Requirement> Select the lines of the records containing the word "productos" and list them.

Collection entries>

◇ ◇ ◇

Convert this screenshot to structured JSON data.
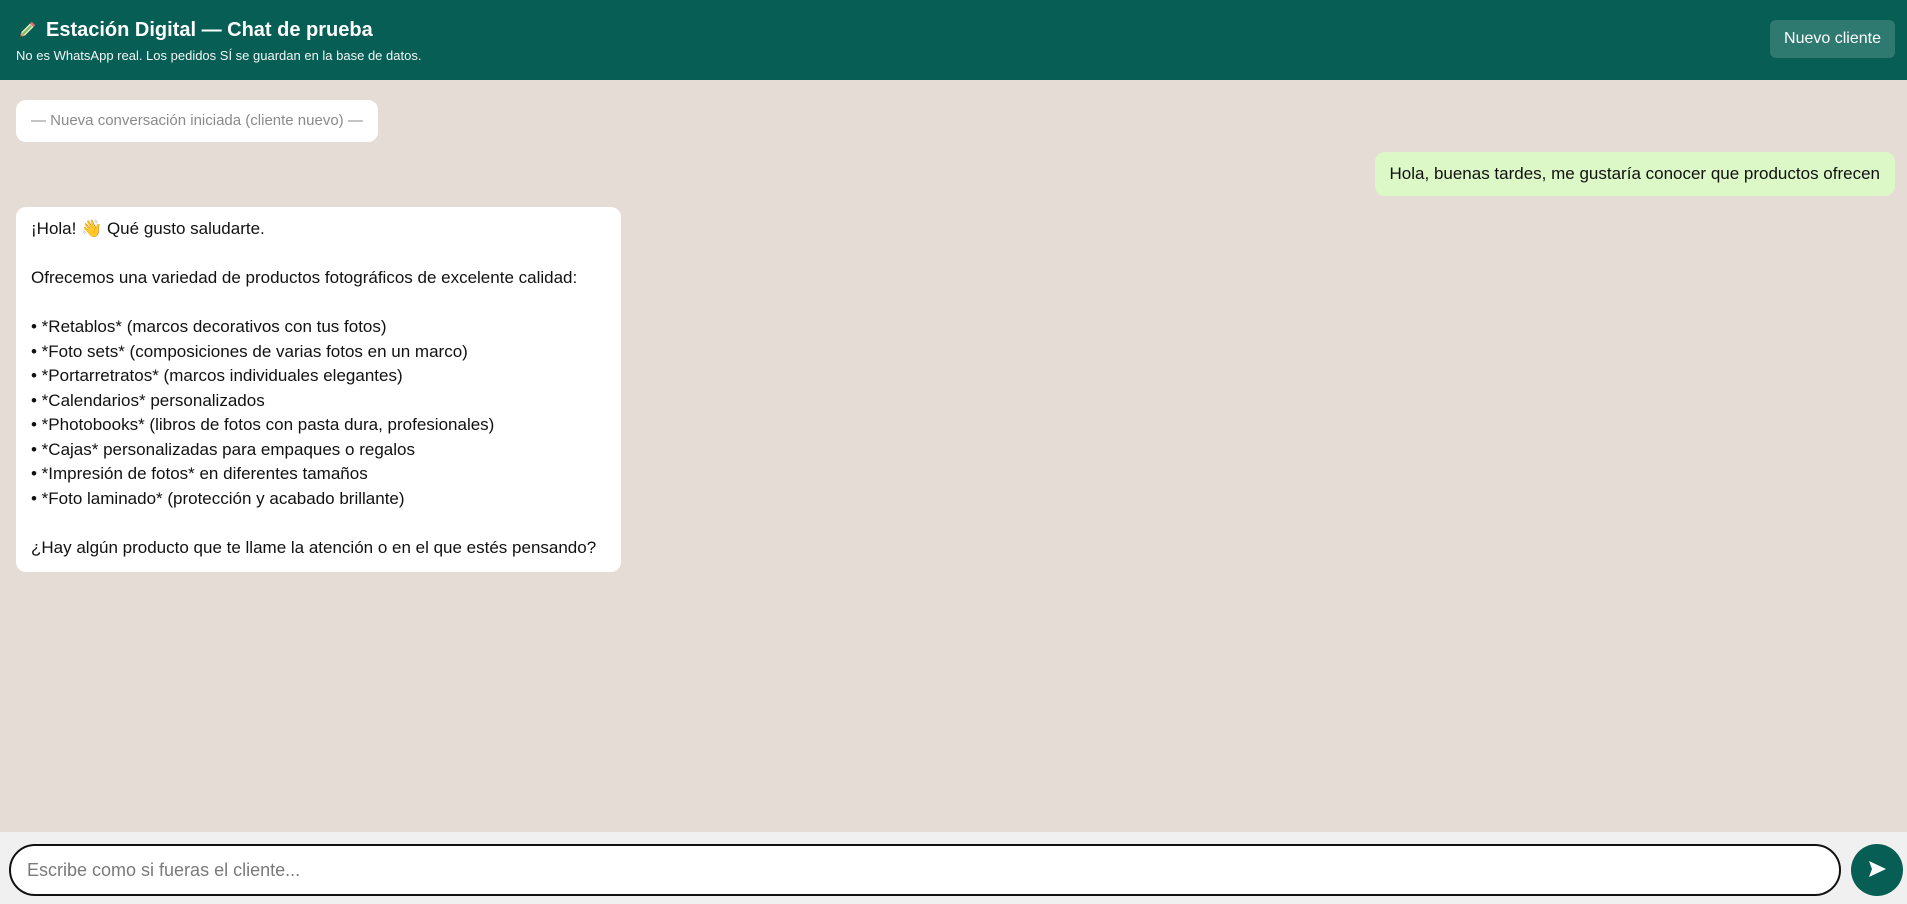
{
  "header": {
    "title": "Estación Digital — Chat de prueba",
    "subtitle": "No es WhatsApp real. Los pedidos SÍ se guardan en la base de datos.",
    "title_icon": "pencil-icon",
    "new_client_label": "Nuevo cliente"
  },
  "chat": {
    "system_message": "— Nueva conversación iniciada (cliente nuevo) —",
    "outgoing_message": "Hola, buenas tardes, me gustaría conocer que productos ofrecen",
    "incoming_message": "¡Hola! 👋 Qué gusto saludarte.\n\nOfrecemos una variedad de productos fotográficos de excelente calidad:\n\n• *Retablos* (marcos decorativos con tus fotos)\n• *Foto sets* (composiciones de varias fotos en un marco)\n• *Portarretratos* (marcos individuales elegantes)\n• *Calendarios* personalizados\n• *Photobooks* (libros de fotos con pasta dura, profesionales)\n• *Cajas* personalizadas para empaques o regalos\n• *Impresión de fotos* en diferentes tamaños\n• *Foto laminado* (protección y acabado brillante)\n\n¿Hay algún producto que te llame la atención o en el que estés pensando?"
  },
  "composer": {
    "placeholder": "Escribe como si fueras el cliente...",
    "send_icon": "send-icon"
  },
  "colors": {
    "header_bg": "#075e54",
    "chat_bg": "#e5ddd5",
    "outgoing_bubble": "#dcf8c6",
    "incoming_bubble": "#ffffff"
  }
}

◇ ◇ ◇

Answer for the task>
    "outgoing_message": "Hola, buenas tardes, me gustaría conocer que productos ofrecen",
    "incoming_message": "¡Hola! 👋 Qué gusto saludarte.\n\nOfrecemos una variedad de productos fotográficos de excelente calidad:\n\n• *Retablos* (marcos decorativos con tus fotos)\n• *Foto sets* (composiciones de varias fotos en un marco)\n• *Portarretratos* (marcos individuales elegantes)\n• *Calendarios* personalizados\n• *Photobooks* (libros de fotos con pasta dura, profesionales)\n• *Cajas* personalizadas para empaques o regalos\n• *Impresión de fotos* en diferentes tamaños\n• *Foto laminado* (protección y acabado brillante)\n\n¿Hay algún producto que te llame la atención o en el que estés pensando?"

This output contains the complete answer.